Leave out the pictures and copy everything else in the entries exactly.

+++

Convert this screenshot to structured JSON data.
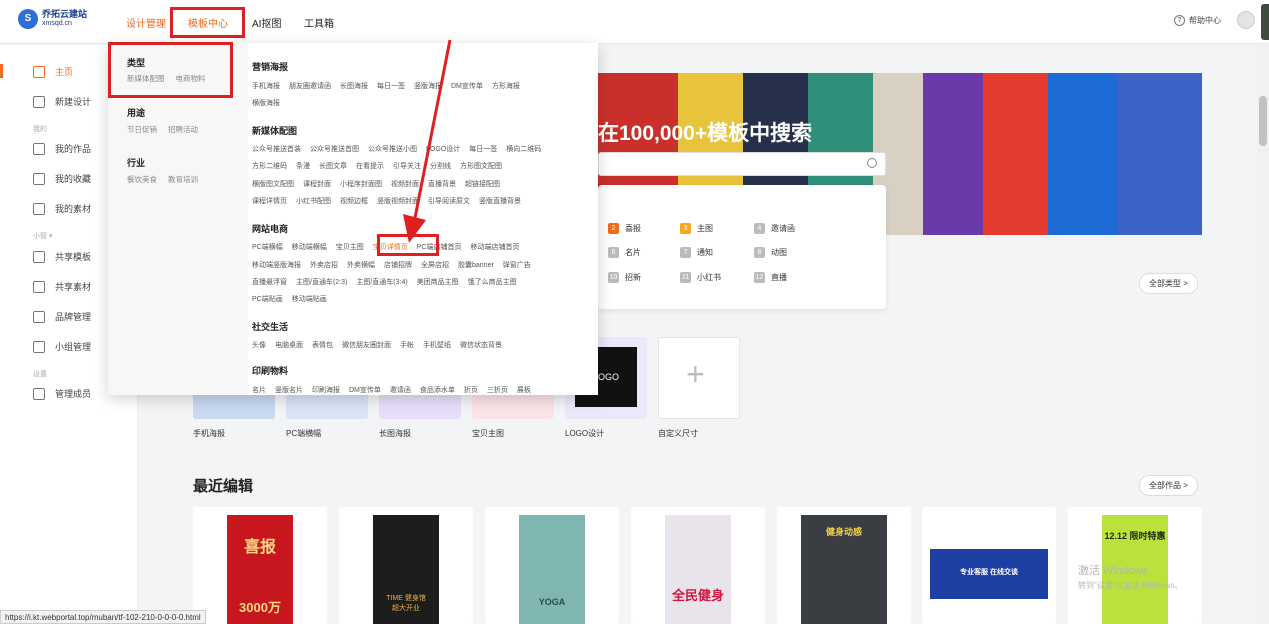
{
  "brand": {
    "logo_mark": "S",
    "name": "乔拓云建站",
    "domain": "xmsqd.cn"
  },
  "topnav": [
    {
      "label": "设计管理",
      "active": true
    },
    {
      "label": "模板中心",
      "active": true
    },
    {
      "label": "AI抠图",
      "active": false
    },
    {
      "label": "工具箱",
      "active": false
    }
  ],
  "help": {
    "icon": "?",
    "label": "帮助中心"
  },
  "sidebar": {
    "items": [
      {
        "label": "主页",
        "icon": "home-icon"
      },
      {
        "label": "新建设计",
        "icon": "new-file-icon"
      }
    ],
    "group_mine": "我的",
    "mine_items": [
      {
        "label": "我的作品",
        "icon": "gear-icon"
      },
      {
        "label": "我的收藏",
        "icon": "star-icon"
      },
      {
        "label": "我的素材",
        "icon": "image-icon"
      }
    ],
    "group_team": "小管 ▾",
    "team_items": [
      {
        "label": "共享模板",
        "icon": "template-icon"
      },
      {
        "label": "共享素材",
        "icon": "folder-icon"
      },
      {
        "label": "品牌管理",
        "icon": "brand-icon"
      },
      {
        "label": "小组管理",
        "icon": "team-icon"
      }
    ],
    "group_settings": "设置",
    "settings_items": [
      {
        "label": "管理成员",
        "icon": "members-icon"
      }
    ]
  },
  "banner": {
    "title": "在100,000+模板中搜索"
  },
  "categories": [
    {
      "num": "2",
      "label": "喜报",
      "color": "#f26a1b"
    },
    {
      "num": "3",
      "label": "主图",
      "color": "#f5a623"
    },
    {
      "num": "4",
      "label": "邀请函",
      "color": "#bbbbbb"
    },
    {
      "num": "6",
      "label": "名片",
      "color": "#bbbbbb"
    },
    {
      "num": "7",
      "label": "通知",
      "color": "#bbbbbb"
    },
    {
      "num": "8",
      "label": "动图",
      "color": "#bbbbbb"
    },
    {
      "num": "10",
      "label": "招新",
      "color": "#bbbbbb"
    },
    {
      "num": "11",
      "label": "小红书",
      "color": "#bbbbbb"
    },
    {
      "num": "12",
      "label": "直播",
      "color": "#bbbbbb"
    }
  ],
  "all_types_button": "全部类型 >",
  "templates": [
    {
      "label": "手机海报"
    },
    {
      "label": "PC端横幅"
    },
    {
      "label": "长图海报"
    },
    {
      "label": "宝贝主图"
    },
    {
      "label": "LOGO设计"
    },
    {
      "label": "自定义尺寸"
    }
  ],
  "recent": {
    "title": "最近编辑",
    "all_button": "全部作品 >"
  },
  "dropdown": {
    "left": [
      {
        "head": "类型",
        "subs": [
          "新媒体配图",
          "电商物料"
        ]
      },
      {
        "head": "用途",
        "subs": [
          "节日促销",
          "招聘活动"
        ]
      },
      {
        "head": "行业",
        "subs": [
          "餐饮美食",
          "教育培训"
        ]
      }
    ],
    "sections": [
      {
        "title": "营销海报",
        "lines": [
          [
            "手机海报",
            "朋友圈邀请函",
            "长图海报",
            "每日一签",
            "竖版海报",
            "DM宣传单",
            "方形海报"
          ],
          [
            "横版海报"
          ]
        ]
      },
      {
        "title": "新媒体配图",
        "lines": [
          [
            "公众号推送首装",
            "公众号推送首图",
            "公众号推送小图",
            "LOGO设计",
            "每日一签",
            "横向二维码"
          ],
          [
            "方形二维码",
            "条漫",
            "长图文章",
            "在看提示",
            "引导关注",
            "分割线",
            "方形图文配图"
          ],
          [
            "横版图文配图",
            "课程封面",
            "小程序封面图",
            "视频封面",
            "直播背景",
            "超链接配图"
          ],
          [
            "课程详情页",
            "小红书配图",
            "视频边框",
            "竖版视频封面",
            "引导阅读原文",
            "竖版直播背景"
          ]
        ]
      },
      {
        "title": "网站电商",
        "lines": [
          [
            "PC端横幅",
            "移动端横幅",
            "宝贝主图",
            "宝贝详情页",
            "PC端店铺首页",
            "移动端店铺首页"
          ],
          [
            "移动端竖版海报",
            "外卖店招",
            "外卖横幅",
            "店铺招牌",
            "全屏店招",
            "胶囊banner",
            "弹窗广告"
          ],
          [
            "直播悬浮窗",
            "主图/直通车(2:3)",
            "主图/直通车(3:4)",
            "美团商品主图",
            "饿了么商品主图"
          ],
          [
            "PC端贴画",
            "移动端贴画"
          ]
        ]
      },
      {
        "title": "社交生活",
        "lines": [
          [
            "头像",
            "电脑桌面",
            "表情包",
            "微信朋友圈封面",
            "手帐",
            "手机壁纸",
            "微信状态背景"
          ]
        ]
      },
      {
        "title": "印刷物料",
        "lines": [
          [
            "名片",
            "竖版名片",
            "印刷海报",
            "DM宣传单",
            "邀请函",
            "食品添水单",
            "折页",
            "三折页",
            "展板"
          ]
        ]
      }
    ]
  },
  "status_url": "https://i.kt.webportal.top/muban/tf-102-210-0-0-0-0.html",
  "watermark": {
    "line1": "激活 Windows",
    "line2": "转到\"设置\"以激活 Windows。"
  },
  "logo_card_text": "LOGO",
  "recent_posters": [
    "喜报",
    "TIME 健身馆",
    "YOGA",
    "全民健身",
    "健身动感",
    "专业客服 在线交谈",
    "12.12 限时特惠"
  ],
  "poster_texts": {
    "p1": "3000万",
    "p2": "超大开业"
  }
}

+++

▸ Solution for this task
Convert this screenshot to structured JSON data.
{
  "brand": {
    "logo_mark": "S",
    "name": "乔拓云建站",
    "domain": "xmsqd.cn"
  },
  "topnav": [
    {
      "label": "设计管理",
      "active": true
    },
    {
      "label": "模板中心",
      "active": true
    },
    {
      "label": "AI抠图",
      "active": false
    },
    {
      "label": "工具箱",
      "active": false
    }
  ],
  "help": {
    "icon": "?",
    "label": "帮助中心"
  },
  "sidebar": {
    "items": [
      {
        "label": "主页",
        "icon": "home-icon"
      },
      {
        "label": "新建设计",
        "icon": "new-file-icon"
      }
    ],
    "group_mine": "我的",
    "mine_items": [
      {
        "label": "我的作品",
        "icon": "gear-icon"
      },
      {
        "label": "我的收藏",
        "icon": "star-icon"
      },
      {
        "label": "我的素材",
        "icon": "image-icon"
      }
    ],
    "group_team": "小管 ▾",
    "team_items": [
      {
        "label": "共享模板",
        "icon": "template-icon"
      },
      {
        "label": "共享素材",
        "icon": "folder-icon"
      },
      {
        "label": "品牌管理",
        "icon": "brand-icon"
      },
      {
        "label": "小组管理",
        "icon": "team-icon"
      }
    ],
    "group_settings": "设置",
    "settings_items": [
      {
        "label": "管理成员",
        "icon": "members-icon"
      }
    ]
  },
  "banner": {
    "title": "在100,000+模板中搜索"
  },
  "categories": [
    {
      "num": "2",
      "label": "喜报",
      "color": "#f26a1b"
    },
    {
      "num": "3",
      "label": "主图",
      "color": "#f5a623"
    },
    {
      "num": "4",
      "label": "邀请函",
      "color": "#bbbbbb"
    },
    {
      "num": "6",
      "label": "名片",
      "color": "#bbbbbb"
    },
    {
      "num": "7",
      "label": "通知",
      "color": "#bbbbbb"
    },
    {
      "num": "8",
      "label": "动图",
      "color": "#bbbbbb"
    },
    {
      "num": "10",
      "label": "招新",
      "color": "#bbbbbb"
    },
    {
      "num": "11",
      "label": "小红书",
      "color": "#bbbbbb"
    },
    {
      "num": "12",
      "label": "直播",
      "color": "#bbbbbb"
    }
  ],
  "all_types_button": "全部类型 >",
  "templates": [
    {
      "label": "手机海报"
    },
    {
      "label": "PC端横幅"
    },
    {
      "label": "长图海报"
    },
    {
      "label": "宝贝主图"
    },
    {
      "label": "LOGO设计"
    },
    {
      "label": "自定义尺寸"
    }
  ],
  "recent": {
    "title": "最近编辑",
    "all_button": "全部作品 >"
  },
  "dropdown": {
    "left": [
      {
        "head": "类型",
        "subs": [
          "新媒体配图",
          "电商物料"
        ]
      },
      {
        "head": "用途",
        "subs": [
          "节日促销",
          "招聘活动"
        ]
      },
      {
        "head": "行业",
        "subs": [
          "餐饮美食",
          "教育培训"
        ]
      }
    ],
    "sections": [
      {
        "title": "营销海报",
        "lines": [
          [
            "手机海报",
            "朋友圈邀请函",
            "长图海报",
            "每日一签",
            "竖版海报",
            "DM宣传单",
            "方形海报"
          ],
          [
            "横版海报"
          ]
        ]
      },
      {
        "title": "新媒体配图",
        "lines": [
          [
            "公众号推送首装",
            "公众号推送首图",
            "公众号推送小图",
            "LOGO设计",
            "每日一签",
            "横向二维码"
          ],
          [
            "方形二维码",
            "条漫",
            "长图文章",
            "在看提示",
            "引导关注",
            "分割线",
            "方形图文配图"
          ],
          [
            "横版图文配图",
            "课程封面",
            "小程序封面图",
            "视频封面",
            "直播背景",
            "超链接配图"
          ],
          [
            "课程详情页",
            "小红书配图",
            "视频边框",
            "竖版视频封面",
            "引导阅读原文",
            "竖版直播背景"
          ]
        ]
      },
      {
        "title": "网站电商",
        "lines": [
          [
            "PC端横幅",
            "移动端横幅",
            "宝贝主图",
            "宝贝详情页",
            "PC端店铺首页",
            "移动端店铺首页"
          ],
          [
            "移动端竖版海报",
            "外卖店招",
            "外卖横幅",
            "店铺招牌",
            "全屏店招",
            "胶囊banner",
            "弹窗广告"
          ],
          [
            "直播悬浮窗",
            "主图/直通车(2:3)",
            "主图/直通车(3:4)",
            "美团商品主图",
            "饿了么商品主图"
          ],
          [
            "PC端贴画",
            "移动端贴画"
          ]
        ]
      },
      {
        "title": "社交生活",
        "lines": [
          [
            "头像",
            "电脑桌面",
            "表情包",
            "微信朋友圈封面",
            "手帐",
            "手机壁纸",
            "微信状态背景"
          ]
        ]
      },
      {
        "title": "印刷物料",
        "lines": [
          [
            "名片",
            "竖版名片",
            "印刷海报",
            "DM宣传单",
            "邀请函",
            "食品添水单",
            "折页",
            "三折页",
            "展板"
          ]
        ]
      }
    ]
  },
  "status_url": "https://i.kt.webportal.top/muban/tf-102-210-0-0-0-0.html",
  "watermark": {
    "line1": "激活 Windows",
    "line2": "转到\"设置\"以激活 Windows。"
  },
  "logo_card_text": "LOGO",
  "recent_posters": [
    "喜报",
    "TIME 健身馆",
    "YOGA",
    "全民健身",
    "健身动感",
    "专业客服 在线交谈",
    "12.12 限时特惠"
  ],
  "poster_texts": {
    "p1": "3000万",
    "p2": "超大开业"
  }
}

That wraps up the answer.